# Exercise instructions:
Nothing but the images is to be left out of your exact copy of the entries.

# Transcript entries for document pages:

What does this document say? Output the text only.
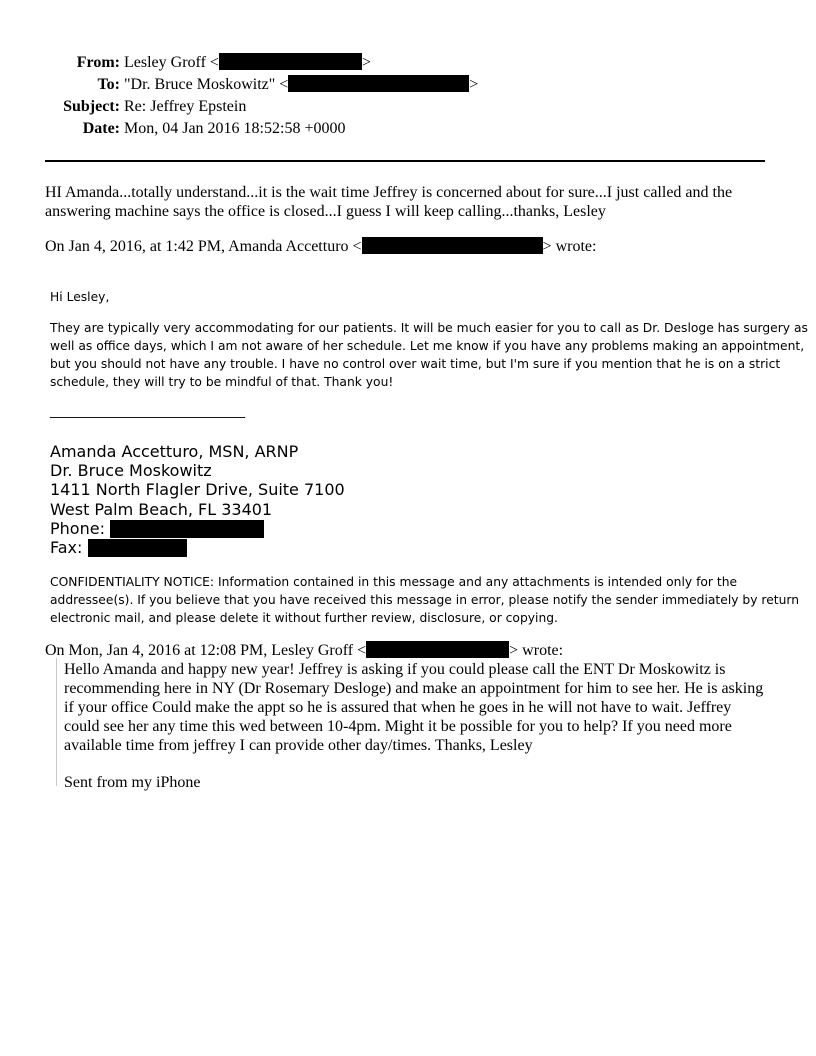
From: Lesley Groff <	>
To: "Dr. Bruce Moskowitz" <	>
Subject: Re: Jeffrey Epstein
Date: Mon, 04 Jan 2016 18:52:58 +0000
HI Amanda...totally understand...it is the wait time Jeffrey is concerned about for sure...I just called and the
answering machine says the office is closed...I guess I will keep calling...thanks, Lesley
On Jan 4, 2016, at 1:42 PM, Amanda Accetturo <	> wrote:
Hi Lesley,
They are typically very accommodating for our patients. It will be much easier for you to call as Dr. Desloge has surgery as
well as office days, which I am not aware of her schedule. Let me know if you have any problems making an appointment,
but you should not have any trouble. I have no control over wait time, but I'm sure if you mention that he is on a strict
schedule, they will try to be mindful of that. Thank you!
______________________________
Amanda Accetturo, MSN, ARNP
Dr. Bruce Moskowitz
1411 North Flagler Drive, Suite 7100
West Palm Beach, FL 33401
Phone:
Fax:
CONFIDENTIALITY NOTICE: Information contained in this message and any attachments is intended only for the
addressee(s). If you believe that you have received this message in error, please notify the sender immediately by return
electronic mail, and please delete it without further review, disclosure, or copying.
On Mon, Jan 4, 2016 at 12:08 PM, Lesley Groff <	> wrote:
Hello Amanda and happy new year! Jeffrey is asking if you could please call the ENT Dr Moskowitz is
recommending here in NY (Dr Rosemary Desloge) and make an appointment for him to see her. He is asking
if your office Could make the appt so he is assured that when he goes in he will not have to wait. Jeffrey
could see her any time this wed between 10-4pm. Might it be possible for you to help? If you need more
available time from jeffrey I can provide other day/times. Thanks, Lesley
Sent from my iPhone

# Task result:
What does this document say? Output the text only.
From: Lesley Groff <	>
To: "Dr. Bruce Moskowitz" <	>
Subject: Re: Jeffrey Epstein
Date: Mon, 04 Jan 2016 18:52:58 +0000
HI Amanda...totally understand...it is the wait time Jeffrey is concerned about for sure...I just called and the
answering machine says the office is closed...I guess I will keep calling...thanks, Lesley
On Jan 4, 2016, at 1:42 PM, Amanda Accetturo <	> wrote:
Hi Lesley,
They are typically very accommodating for our patients. It will be much easier for you to call as Dr. Desloge has surgery as
well as office days, which I am not aware of her schedule. Let me know if you have any problems making an appointment,
but you should not have any trouble. I have no control over wait time, but I'm sure if you mention that he is on a strict
schedule, they will try to be mindful of that. Thank you!
______________________________
Amanda Accetturo, MSN, ARNP
Dr. Bruce Moskowitz
1411 North Flagler Drive, Suite 7100
West Palm Beach, FL 33401
Phone:
Fax:
CONFIDENTIALITY NOTICE: Information contained in this message and any attachments is intended only for the
addressee(s). If you believe that you have received this message in error, please notify the sender immediately by return
electronic mail, and please delete it without further review, disclosure, or copying.
On Mon, Jan 4, 2016 at 12:08 PM, Lesley Groff <	> wrote:
Hello Amanda and happy new year! Jeffrey is asking if you could please call the ENT Dr Moskowitz is
recommending here in NY (Dr Rosemary Desloge) and make an appointment for him to see her. He is asking
if your office Could make the appt so he is assured that when he goes in he will not have to wait. Jeffrey
could see her any time this wed between 10-4pm. Might it be possible for you to help? If you need more
available time from jeffrey I can provide other day/times. Thanks, Lesley
Sent from my iPhone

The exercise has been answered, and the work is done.